### INSTRUCTIONS FOR THE TASK
Collect all lines from the listing that include the string "current".

### DATA PROVIDED
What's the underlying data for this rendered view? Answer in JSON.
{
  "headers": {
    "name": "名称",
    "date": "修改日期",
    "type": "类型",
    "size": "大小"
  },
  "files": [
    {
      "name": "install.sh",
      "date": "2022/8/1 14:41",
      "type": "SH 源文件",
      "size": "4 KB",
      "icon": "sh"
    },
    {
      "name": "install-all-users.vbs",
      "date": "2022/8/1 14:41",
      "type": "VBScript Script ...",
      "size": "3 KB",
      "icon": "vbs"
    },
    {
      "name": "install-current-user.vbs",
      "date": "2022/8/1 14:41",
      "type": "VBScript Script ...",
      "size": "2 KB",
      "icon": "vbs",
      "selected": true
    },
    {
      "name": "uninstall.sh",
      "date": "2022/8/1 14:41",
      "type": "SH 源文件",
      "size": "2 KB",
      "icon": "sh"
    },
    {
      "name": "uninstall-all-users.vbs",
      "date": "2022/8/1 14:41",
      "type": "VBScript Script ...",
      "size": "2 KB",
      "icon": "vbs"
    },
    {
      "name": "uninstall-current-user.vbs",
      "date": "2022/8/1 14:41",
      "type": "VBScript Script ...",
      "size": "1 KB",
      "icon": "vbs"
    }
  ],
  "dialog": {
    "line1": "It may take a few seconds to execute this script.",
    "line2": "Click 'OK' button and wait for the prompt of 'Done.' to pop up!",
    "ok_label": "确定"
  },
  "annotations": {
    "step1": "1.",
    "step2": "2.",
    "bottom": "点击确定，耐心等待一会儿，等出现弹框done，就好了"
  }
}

### RESPONSE TO THE TASK
      "name": "install-current-user.vbs",
      "name": "uninstall-current-user.vbs",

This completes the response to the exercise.